--- DATA SHOWN ---

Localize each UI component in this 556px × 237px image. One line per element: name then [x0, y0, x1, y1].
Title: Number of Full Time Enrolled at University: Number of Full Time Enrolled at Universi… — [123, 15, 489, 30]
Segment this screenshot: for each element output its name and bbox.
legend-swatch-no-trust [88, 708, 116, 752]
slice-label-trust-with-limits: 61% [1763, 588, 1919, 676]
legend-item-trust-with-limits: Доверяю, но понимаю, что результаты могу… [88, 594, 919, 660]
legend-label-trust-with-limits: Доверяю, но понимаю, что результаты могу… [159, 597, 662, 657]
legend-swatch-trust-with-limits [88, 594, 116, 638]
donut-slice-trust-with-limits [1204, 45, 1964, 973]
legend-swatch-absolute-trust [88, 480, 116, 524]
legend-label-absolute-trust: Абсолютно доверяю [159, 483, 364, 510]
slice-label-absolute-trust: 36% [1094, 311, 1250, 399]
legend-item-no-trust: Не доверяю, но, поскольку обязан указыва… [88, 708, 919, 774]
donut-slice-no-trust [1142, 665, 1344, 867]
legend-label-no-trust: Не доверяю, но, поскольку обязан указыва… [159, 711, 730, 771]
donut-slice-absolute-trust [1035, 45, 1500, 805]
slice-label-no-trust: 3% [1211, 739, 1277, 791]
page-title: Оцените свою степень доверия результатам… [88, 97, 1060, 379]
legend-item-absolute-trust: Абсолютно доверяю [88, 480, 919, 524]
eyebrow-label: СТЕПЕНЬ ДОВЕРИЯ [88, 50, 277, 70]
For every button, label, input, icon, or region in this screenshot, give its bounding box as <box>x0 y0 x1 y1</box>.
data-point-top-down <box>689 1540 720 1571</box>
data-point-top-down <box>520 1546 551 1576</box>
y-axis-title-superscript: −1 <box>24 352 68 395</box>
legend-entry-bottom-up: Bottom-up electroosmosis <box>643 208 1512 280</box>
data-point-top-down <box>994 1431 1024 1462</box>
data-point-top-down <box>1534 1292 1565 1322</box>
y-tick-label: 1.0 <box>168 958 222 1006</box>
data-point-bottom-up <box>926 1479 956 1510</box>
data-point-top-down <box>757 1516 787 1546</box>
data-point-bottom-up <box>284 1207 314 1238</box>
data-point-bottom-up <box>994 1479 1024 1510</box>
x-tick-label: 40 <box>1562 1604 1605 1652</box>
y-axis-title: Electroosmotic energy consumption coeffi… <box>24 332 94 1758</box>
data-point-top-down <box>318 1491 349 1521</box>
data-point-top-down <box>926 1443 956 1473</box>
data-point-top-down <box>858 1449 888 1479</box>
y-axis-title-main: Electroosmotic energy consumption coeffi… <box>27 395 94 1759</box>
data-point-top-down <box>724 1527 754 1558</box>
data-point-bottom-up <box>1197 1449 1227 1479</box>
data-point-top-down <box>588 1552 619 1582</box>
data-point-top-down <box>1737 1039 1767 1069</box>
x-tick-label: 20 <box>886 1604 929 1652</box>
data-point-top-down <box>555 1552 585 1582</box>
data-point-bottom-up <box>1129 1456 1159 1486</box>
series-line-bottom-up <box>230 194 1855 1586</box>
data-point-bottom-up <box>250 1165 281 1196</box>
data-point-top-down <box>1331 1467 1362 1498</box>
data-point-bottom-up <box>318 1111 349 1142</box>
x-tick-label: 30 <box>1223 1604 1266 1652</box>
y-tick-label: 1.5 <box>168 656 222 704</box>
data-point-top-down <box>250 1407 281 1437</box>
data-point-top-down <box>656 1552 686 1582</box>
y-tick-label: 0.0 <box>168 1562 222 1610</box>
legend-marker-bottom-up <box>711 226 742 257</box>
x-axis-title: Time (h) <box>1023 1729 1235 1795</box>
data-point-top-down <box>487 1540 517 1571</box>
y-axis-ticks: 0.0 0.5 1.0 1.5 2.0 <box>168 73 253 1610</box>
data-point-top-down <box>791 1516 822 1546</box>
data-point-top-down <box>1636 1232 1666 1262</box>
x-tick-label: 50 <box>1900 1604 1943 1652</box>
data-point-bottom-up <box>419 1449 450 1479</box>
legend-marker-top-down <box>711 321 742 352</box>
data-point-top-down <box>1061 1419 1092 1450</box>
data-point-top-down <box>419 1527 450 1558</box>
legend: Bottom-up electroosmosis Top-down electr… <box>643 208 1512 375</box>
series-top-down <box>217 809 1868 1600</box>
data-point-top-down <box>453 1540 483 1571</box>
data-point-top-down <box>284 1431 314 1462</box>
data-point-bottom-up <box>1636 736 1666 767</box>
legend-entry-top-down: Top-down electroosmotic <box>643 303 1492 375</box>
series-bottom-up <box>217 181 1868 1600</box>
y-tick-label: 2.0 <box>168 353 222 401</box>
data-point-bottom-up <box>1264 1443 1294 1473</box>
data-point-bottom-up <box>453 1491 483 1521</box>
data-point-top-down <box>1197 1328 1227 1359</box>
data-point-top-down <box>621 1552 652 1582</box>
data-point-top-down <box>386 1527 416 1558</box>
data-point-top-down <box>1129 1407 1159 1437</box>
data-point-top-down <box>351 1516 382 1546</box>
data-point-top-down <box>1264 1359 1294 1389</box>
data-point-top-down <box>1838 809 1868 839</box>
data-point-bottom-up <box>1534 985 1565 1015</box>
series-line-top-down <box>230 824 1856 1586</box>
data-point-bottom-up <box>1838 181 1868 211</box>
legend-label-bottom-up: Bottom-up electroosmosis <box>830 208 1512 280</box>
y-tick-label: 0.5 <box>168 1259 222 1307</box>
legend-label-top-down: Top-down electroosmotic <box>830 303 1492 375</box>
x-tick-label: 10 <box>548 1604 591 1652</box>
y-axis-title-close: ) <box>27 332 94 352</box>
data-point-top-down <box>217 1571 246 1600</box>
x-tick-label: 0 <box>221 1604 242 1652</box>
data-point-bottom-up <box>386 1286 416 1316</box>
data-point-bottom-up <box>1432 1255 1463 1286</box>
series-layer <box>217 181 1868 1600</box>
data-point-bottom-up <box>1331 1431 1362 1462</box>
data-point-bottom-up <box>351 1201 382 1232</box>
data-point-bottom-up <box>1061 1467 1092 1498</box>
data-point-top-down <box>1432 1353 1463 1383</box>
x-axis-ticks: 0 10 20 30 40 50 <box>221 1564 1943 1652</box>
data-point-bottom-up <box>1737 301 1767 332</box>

---

DESCRIPTION OF THE TASK
List every line of the listing above that contains the word "this", copying each one in full.

FULL ANSWER
Localize each UI component in this 556px × 237px image. One line per element: name then [x0, y0, x1, y1].
Segment this screenshot: for each element output its name and bbox.
For every button, label, input, icon, or region in this screenshot, give its bounding box as <box>x0 y0 x1 y1</box>.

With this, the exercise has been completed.